- TASKS AND EXERCISES -
1 - Answer these questions from the QNICE daisy chain post:
(a) Which pages of the updated qnice_intro pdf hold the scheme and timing of the interrupt system?
(b) In which file are the two timers implemented?
(c) What value was applied to int_n_in to terminate the chain?
2 - Carry the QNICE daisy chain post further, starting after its last sentence.

- SOURCE TEXT -
Daisy chain leads to Combinatorial Loop warning and no bitstream

[sy2002]

Maybe you have a look at issue #47 first, before diving back to work here ;-)

Info about the QNICE interrupt system is in the updated qnice_intro-pdf in branch dev-int, pages 9, 12 and the scheme and timing on pages 23-25.

The QNICE interrupt system is built as a Daisy chain. The more "left" (CPU being the leftmost device) you sit, the more priority you enjoy. This is why it felt very natural for me, to implement the two timers that are specified in sysdef.asm as two Daisy chained timers, as you can see in branch dev-int in the file timer_module.vhd:

   timer0 : timer
   generic map
   (
      CLK_FREQ => CLK_FREQ,
      IS_SIMULATION => IS_SIMULATION
   )
   port map
   (
      clk => clk,
      reset => reset,

      int_n_out => int_n_out,          -- connect with "left" device (e.g. CPU)
      grant_n_in => grant_n_in,        -- ditto
      int_n_in => '1', --t1_int_n_out,        -- build Daisy Chain between timer0 and timer 1
      grant_n_out => open, --t1_grant_n_in,    -- ditto

      en => t0_en,
      we => t0_we,
      reg => t0_reg,
      data => data
   );

As you can also see, I did comment out the Daisy chain signals of the second timer and instead, terminated the Daisy chain by applying a 1 to int_n_in which translates to "there will never be any interrupt coming from "the right side" of the chain.

I did that, because otherwise, currently there is no bitstream written in branch dev-int: Vivado complains about somethinig that I never heard before and I must admit the googling the term and looking at the forums did not really enlighten me, yet.

Do you have any insights in this phenomenon? What it is? Why it occurs here (did I make some bad mistake and I am just missing the obvious)? How to solve it?

So this is the reason, why right now, there is no Daisy chain and just timer0 while timer1 stays disabled.

If this does not ring a bell on your side - don't worry, then just assign this one back to me and I will continue to investigate.

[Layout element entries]

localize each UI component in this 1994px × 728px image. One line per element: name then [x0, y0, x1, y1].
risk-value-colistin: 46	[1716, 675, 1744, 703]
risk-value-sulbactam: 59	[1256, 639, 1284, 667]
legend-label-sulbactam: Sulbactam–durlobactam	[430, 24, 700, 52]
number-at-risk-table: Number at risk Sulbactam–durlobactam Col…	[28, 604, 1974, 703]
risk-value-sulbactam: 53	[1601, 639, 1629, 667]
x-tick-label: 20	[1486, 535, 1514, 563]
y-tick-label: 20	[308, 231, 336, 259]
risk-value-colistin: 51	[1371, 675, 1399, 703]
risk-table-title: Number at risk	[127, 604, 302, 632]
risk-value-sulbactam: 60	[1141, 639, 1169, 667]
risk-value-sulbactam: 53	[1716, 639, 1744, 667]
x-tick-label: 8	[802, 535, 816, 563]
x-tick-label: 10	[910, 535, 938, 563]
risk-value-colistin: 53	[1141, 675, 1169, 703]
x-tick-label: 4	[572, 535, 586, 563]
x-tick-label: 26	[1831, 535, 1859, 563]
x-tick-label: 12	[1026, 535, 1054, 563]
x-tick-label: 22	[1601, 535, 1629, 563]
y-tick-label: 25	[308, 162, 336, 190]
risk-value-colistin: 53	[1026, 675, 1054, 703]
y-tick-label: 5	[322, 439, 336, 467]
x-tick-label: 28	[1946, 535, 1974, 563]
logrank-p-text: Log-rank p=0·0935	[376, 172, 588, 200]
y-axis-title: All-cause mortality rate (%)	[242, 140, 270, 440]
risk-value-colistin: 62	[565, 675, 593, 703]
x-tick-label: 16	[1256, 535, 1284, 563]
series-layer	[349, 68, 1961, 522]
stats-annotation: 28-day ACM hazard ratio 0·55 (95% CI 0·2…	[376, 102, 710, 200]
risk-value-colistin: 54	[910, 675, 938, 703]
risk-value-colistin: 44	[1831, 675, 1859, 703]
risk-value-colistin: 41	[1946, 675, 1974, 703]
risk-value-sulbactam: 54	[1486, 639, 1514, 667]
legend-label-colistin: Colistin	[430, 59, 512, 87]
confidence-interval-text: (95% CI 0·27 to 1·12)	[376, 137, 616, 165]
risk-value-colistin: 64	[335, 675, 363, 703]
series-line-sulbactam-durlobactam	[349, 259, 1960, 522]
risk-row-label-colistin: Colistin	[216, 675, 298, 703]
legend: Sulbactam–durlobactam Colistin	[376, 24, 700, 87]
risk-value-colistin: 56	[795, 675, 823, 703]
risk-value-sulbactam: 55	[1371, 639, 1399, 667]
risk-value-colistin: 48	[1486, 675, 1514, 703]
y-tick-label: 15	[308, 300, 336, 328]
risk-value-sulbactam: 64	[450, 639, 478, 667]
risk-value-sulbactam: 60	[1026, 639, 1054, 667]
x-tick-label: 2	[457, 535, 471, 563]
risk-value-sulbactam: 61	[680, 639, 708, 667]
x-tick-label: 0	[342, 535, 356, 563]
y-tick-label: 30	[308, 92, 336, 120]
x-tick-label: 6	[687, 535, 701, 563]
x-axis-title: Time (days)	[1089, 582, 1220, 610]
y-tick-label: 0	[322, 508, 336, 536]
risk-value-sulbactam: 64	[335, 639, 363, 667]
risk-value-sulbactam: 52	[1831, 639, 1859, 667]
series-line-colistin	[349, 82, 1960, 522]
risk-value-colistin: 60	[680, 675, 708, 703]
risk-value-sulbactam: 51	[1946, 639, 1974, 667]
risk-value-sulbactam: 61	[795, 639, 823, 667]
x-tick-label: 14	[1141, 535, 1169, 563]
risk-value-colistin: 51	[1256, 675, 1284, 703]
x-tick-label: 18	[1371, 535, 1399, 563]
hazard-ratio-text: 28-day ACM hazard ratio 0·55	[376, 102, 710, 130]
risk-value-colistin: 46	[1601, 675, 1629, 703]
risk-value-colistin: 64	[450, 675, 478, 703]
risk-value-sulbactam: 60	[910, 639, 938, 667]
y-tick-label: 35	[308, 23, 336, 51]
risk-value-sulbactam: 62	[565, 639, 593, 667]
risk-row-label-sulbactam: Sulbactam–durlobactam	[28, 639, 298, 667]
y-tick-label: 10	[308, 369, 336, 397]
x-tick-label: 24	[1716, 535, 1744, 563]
--
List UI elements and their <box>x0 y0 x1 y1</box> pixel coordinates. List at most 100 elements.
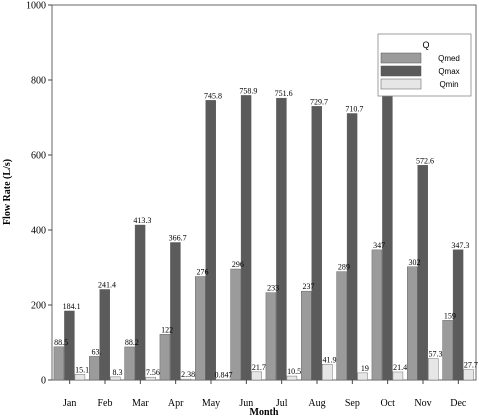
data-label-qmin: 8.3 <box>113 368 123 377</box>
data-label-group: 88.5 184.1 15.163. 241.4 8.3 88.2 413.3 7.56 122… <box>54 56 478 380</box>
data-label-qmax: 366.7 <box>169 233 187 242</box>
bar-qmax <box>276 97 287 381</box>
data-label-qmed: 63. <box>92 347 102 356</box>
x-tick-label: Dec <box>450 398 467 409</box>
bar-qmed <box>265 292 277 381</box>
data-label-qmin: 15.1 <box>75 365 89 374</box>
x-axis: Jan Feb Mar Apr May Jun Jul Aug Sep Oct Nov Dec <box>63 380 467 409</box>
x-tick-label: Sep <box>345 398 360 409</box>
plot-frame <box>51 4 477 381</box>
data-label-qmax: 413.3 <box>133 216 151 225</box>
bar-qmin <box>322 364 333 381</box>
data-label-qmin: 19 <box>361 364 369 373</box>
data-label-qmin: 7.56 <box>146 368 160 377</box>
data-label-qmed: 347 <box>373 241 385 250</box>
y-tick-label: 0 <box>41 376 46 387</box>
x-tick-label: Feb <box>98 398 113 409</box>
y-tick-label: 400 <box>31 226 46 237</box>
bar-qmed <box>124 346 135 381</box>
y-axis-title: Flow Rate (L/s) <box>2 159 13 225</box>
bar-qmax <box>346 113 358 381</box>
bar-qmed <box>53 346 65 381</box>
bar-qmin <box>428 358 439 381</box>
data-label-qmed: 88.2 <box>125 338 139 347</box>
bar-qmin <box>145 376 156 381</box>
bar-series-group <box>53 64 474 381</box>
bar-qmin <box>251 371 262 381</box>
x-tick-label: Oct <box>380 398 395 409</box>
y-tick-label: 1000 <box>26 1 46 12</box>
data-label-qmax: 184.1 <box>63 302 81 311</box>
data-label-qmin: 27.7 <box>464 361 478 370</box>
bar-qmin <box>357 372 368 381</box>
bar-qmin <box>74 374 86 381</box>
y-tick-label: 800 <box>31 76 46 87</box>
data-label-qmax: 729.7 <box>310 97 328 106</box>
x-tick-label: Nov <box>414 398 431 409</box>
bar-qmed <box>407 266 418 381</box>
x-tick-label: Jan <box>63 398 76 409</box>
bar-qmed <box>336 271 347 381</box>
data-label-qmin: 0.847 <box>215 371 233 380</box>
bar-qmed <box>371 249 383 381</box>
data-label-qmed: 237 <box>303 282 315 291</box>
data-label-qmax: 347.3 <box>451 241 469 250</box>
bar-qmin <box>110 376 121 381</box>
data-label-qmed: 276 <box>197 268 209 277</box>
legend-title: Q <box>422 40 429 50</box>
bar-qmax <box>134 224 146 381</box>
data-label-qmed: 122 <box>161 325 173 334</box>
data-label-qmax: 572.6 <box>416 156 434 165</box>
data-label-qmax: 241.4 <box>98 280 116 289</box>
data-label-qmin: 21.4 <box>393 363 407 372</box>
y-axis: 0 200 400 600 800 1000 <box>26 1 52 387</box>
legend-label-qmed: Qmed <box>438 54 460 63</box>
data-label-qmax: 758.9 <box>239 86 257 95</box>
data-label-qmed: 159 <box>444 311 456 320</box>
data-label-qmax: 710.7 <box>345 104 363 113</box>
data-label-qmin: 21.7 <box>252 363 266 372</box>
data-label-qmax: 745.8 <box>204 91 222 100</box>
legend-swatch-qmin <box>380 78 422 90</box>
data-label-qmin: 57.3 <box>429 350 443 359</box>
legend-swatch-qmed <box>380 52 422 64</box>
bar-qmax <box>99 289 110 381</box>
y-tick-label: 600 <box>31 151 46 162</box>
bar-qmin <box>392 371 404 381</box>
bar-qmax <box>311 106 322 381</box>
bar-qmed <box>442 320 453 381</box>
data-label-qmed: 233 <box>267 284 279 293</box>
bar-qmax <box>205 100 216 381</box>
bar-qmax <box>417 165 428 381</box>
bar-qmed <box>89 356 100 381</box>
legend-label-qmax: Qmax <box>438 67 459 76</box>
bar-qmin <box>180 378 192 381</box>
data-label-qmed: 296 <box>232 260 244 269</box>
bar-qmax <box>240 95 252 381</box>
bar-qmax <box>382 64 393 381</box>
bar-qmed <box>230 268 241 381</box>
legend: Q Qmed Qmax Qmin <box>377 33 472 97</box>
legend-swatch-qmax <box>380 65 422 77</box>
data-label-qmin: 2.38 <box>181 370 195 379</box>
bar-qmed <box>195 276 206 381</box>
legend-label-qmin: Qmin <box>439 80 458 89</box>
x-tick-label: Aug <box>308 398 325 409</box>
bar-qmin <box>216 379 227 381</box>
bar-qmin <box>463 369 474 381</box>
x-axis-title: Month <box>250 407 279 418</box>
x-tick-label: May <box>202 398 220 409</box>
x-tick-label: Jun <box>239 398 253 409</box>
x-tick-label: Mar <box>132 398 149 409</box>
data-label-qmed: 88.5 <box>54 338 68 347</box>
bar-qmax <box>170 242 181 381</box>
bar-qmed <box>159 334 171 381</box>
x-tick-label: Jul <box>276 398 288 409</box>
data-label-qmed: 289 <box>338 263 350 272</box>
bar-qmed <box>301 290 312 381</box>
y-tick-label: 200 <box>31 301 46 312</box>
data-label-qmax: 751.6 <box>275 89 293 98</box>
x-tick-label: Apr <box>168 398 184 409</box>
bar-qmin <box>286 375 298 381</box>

- RESULTS IN ORDER -
1 -
(a) Pages 23-25.
(b) timer_module.vhd, in branch dev-int.
(c) A 1.

2 -
[MJoergen]

A combinatorial loop is when you have two (or more) signals where A depends combinatorially on B, and B depends combinatorially on A. This potentially leads to a race condition.

Consider this example: B <= A and A <= not B. This will generate a single inverter whose input is connected to the output, and it will oscillate unpredictably.

---

I managed to generate a bitstream without problems using Vivado (on the latest dev-int branch, where both timers are implemented). So why does it fail on your machine ? Hmmmm.

I looked at the code, and I did not find anything glaringly obvious. However, In the code in timer.vhd there might just be such a loop:

timer0.grant_n_out depends combinatorially on timer0.int_n_in = timer1.int_n_out timer1.int_n_out depends combinatorially on timer1.grant_n_in = timer0.grant_n_out

Now, the nature of the grant signal in the timer module is that it is only ever asserted high (never asserted low), and therefore Vivado might be able to optimize away the combinatorial loop.

---

Still, we are left with the issue that it doesn't work on your machine.

Vivado caches results from previous runs and sometimes that has caused problems for me. I regularly do git clean -d -f and git reset --hard HEAD to do cleanup, but this does permanently delete any changes not committed yet, so be careful. I speak from painful experience!

Could you perhaps try again with a completely new clone of the repository ?

[sy2002]

Thank you for your thorough feedback. I think there is a misunderstanding on either your or my side.

Also on my machine, the branch dev-int is synthesizing without error.

But as soon as you comment-in in timer_module.vhd the Daisy chain by changing this

int_n_in => '1', --t1_int_n_out,        -- build Daisy Chain between timer0 and timer 1
grant_n_out => open, --t1_grant_n_in,    -- ditto

to this

int_n_in => t1_int_n_out,        -- build Daisy Chain between timer0 and timer 1
grant_n_out => t1_grant_n_in,    -- ditto

Then it fails on my machine.

Does this work on your machine?

[MJoergen]

Yes it builds successfully on my machine with both timers daisy chained.

[MJoergen]

Hmm, let me recheck in a coupke of hours.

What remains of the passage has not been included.